- _Work to do_
Copy out the lines of the material below, starting with the line that contains "bar-1 — [334, 709, 443, 1169]" and ending with the line that contains "y-tick-label: 1.000×104 — [139, 330, 293, 372]". Include both of those lines and reproduce every line verbatim.

- _Spatial layout data_
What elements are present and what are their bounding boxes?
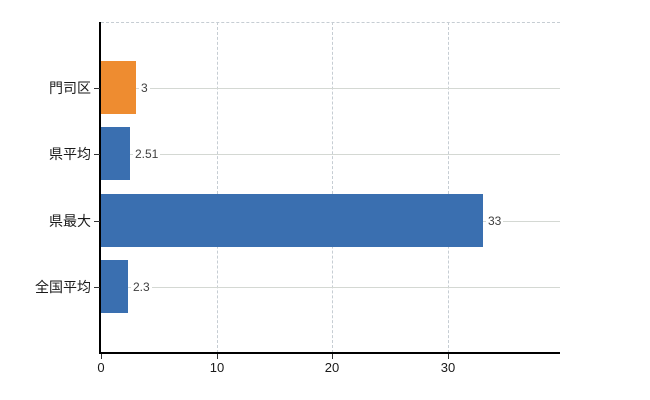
horizontal-gridline-1 — [101, 88, 560, 89]
category-label: 全国平均 — [35, 279, 91, 295]
bar-value-label: 3 — [139, 81, 150, 95]
bar-1 — [101, 61, 136, 114]
y-axis-line — [99, 22, 101, 354]
bar-4 — [101, 260, 128, 313]
horizontal-gridline-4 — [101, 287, 560, 288]
plot-area: 3 2.51 33 2.3 — [101, 22, 560, 353]
plot-top-border — [101, 22, 560, 23]
x-axis-tick-10 — [217, 354, 218, 359]
bar-2 — [101, 127, 130, 180]
x-axis-line — [99, 352, 560, 354]
x-axis-tick-label: 10 — [209, 360, 225, 375]
x-axis-tick-label: 0 — [97, 360, 105, 375]
x-axis-tick-label: 30 — [440, 360, 456, 375]
bar-value-label: 2.3 — [131, 280, 152, 294]
x-axis-tick-label: 20 — [324, 360, 340, 375]
vertical-gridline-10 — [216, 22, 218, 353]
x-axis-tick-20 — [332, 354, 333, 359]
category-label: 門司区 — [49, 80, 91, 96]
y-axis-tick-4 — [94, 287, 100, 288]
y-axis-tick-1 — [94, 88, 100, 89]
category-label: 県平均 — [49, 146, 91, 162]
bar-value-label: 2.51 — [133, 147, 161, 161]
x-axis-tick-0 — [101, 354, 102, 359]
vertical-gridline-30 — [447, 22, 449, 353]
horizontal-gridline-2 — [101, 154, 560, 155]
vertical-gridline-20 — [332, 22, 334, 353]
bar-3 — [101, 194, 483, 247]
x-axis-tick-30 — [448, 354, 449, 359]
y-axis-tick-3 — [94, 221, 100, 222]
category-label: 県最大 — [49, 213, 91, 229]
bar-value-label: 33 — [486, 214, 504, 228]
y-axis-tick-2 — [94, 154, 100, 155]
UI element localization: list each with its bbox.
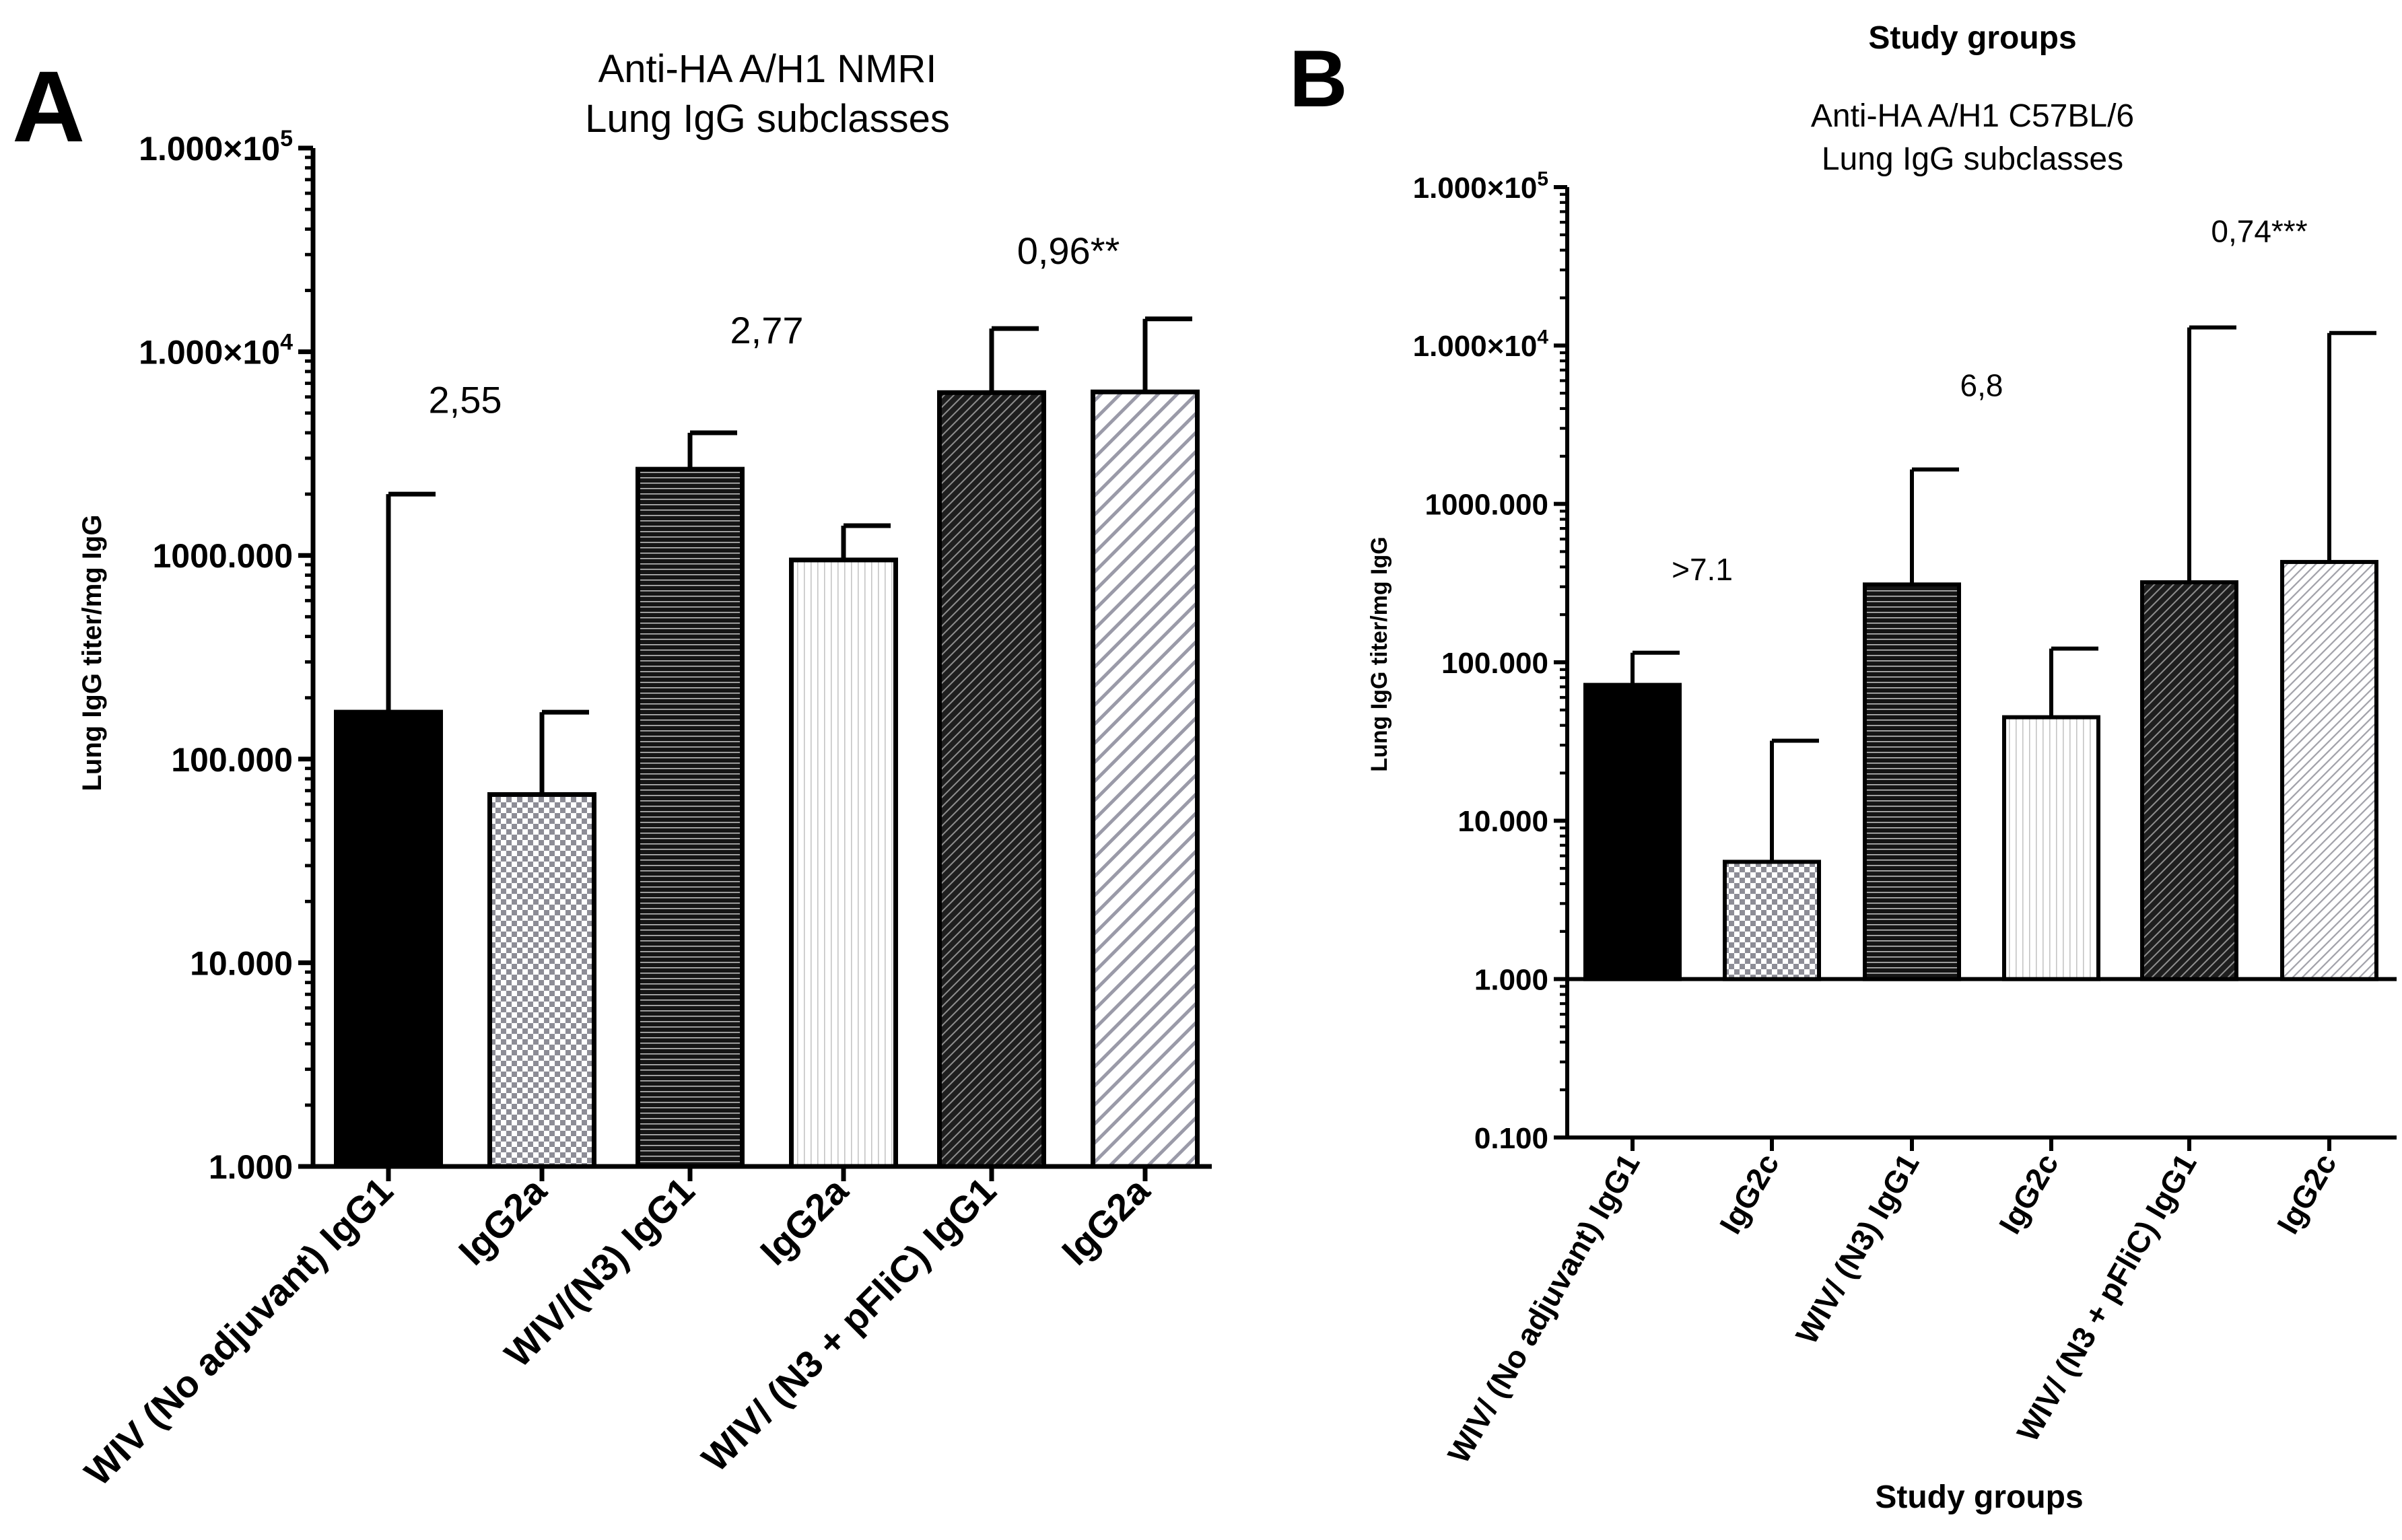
bar-1 — [334, 709, 443, 1169]
panel-b-xlabel: Study groups — [1875, 1479, 2083, 1515]
bar-3 — [636, 466, 745, 1169]
significance-annotation: 0,96** — [1017, 230, 1120, 272]
y-tick-label: 1.000 — [209, 1148, 293, 1186]
y-tick-label: 10.000 — [1457, 805, 1548, 838]
x-tick-label: IgG2c — [1713, 1148, 1786, 1240]
x-tick-label: WIV/ (N3) IgG1 — [1789, 1148, 1925, 1350]
y-tick-label: 1.000×104 — [139, 330, 293, 372]
y-tick-label: 1.000×105 — [1413, 168, 1548, 204]
panel-b-heading: Study groups — [1868, 20, 2076, 56]
significance-annotation: 2,77 — [730, 309, 804, 351]
panel-b-ylabel: Lung IgG titer/mg IgG — [1367, 536, 1392, 771]
bar-6 — [1091, 389, 1200, 1169]
bar-3 — [1863, 582, 1961, 981]
x-tick-label: IgG2c — [2270, 1148, 2343, 1240]
significance-annotation: 6,8 — [1960, 368, 2003, 403]
x-tick-label: IgG2a — [1054, 1168, 1158, 1273]
panel-a: A Anti-HA A/H1 NMRI Lung IgG subclasses … — [12, 47, 1212, 1494]
bar-5 — [2140, 580, 2238, 981]
bar-2 — [487, 792, 596, 1169]
x-tick-label: IgG2a — [752, 1168, 856, 1273]
y-tick-label: 1.000×105 — [139, 126, 293, 168]
x-tick-label: WIV (No adjuvant) IgG1 — [76, 1169, 401, 1494]
y-tick-label: 1000.000 — [1425, 489, 1548, 522]
y-tick-label: 1.000×104 — [1413, 326, 1549, 363]
bar-5 — [937, 390, 1046, 1169]
panel-a-label: A — [12, 50, 85, 163]
panel-b-title: Anti-HA A/H1 C57BL/6 — [1811, 98, 2134, 134]
bar-6 — [2280, 559, 2378, 981]
y-tick-label: 100.000 — [1441, 647, 1548, 680]
panel-a-bars: 2,55 2,77 0,96** — [334, 230, 1200, 1169]
panel-b-label: B — [1289, 34, 1348, 124]
x-tick-label: WIV/ (N3 + pFliC) IgG1 — [693, 1169, 1004, 1479]
bar-4 — [789, 557, 898, 1169]
significance-annotation: 2,55 — [429, 379, 502, 421]
panel-a-subtitle: Lung IgG subclasses — [585, 97, 950, 141]
y-tick-label: 100.000 — [171, 741, 293, 779]
bar-2 — [1723, 860, 1821, 981]
panel-a-title: Anti-HA A/H1 NMRI — [598, 47, 937, 91]
y-tick-label: 10.000 — [190, 944, 293, 982]
significance-annotation: 0,74*** — [2211, 214, 2307, 249]
y-tick-label: 1000.000 — [152, 537, 293, 575]
x-tick-label: IgG2c — [1992, 1148, 2065, 1240]
panel-b: B Study groups Anti-HA A/H1 C57BL/6 Lung… — [1289, 20, 2397, 1515]
bar-4 — [2002, 715, 2100, 981]
significance-annotation: >7.1 — [1672, 552, 1733, 587]
panel-b-bars: >7.1 6,8 0,74*** — [1583, 214, 2378, 981]
bar-1 — [1583, 682, 1682, 981]
panel-a-ylabel: Lung IgG titer/mg IgG — [77, 514, 107, 791]
x-tick-label: WIV/ (No adjuvant) IgG1 — [1441, 1148, 1647, 1469]
panel-b-subtitle: Lung IgG subclasses — [1822, 141, 2123, 177]
y-tick-label: 0.100 — [1474, 1122, 1548, 1155]
x-tick-label: IgG2a — [450, 1168, 555, 1273]
y-tick-label: 1.000 — [1474, 964, 1548, 997]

- _Answer for the task_
bar-1 — [334, 709, 443, 1169]
panel-b-xlabel: Study groups — [1875, 1479, 2083, 1515]
bar-3 — [636, 466, 745, 1169]
significance-annotation: 0,96** — [1017, 230, 1120, 272]
y-tick-label: 1.000 — [209, 1148, 293, 1186]
y-tick-label: 10.000 — [1457, 805, 1548, 838]
x-tick-label: IgG2c — [1713, 1148, 1786, 1240]
x-tick-label: WIV/ (N3) IgG1 — [1789, 1148, 1925, 1350]
y-tick-label: 1.000×104 — [139, 330, 293, 372]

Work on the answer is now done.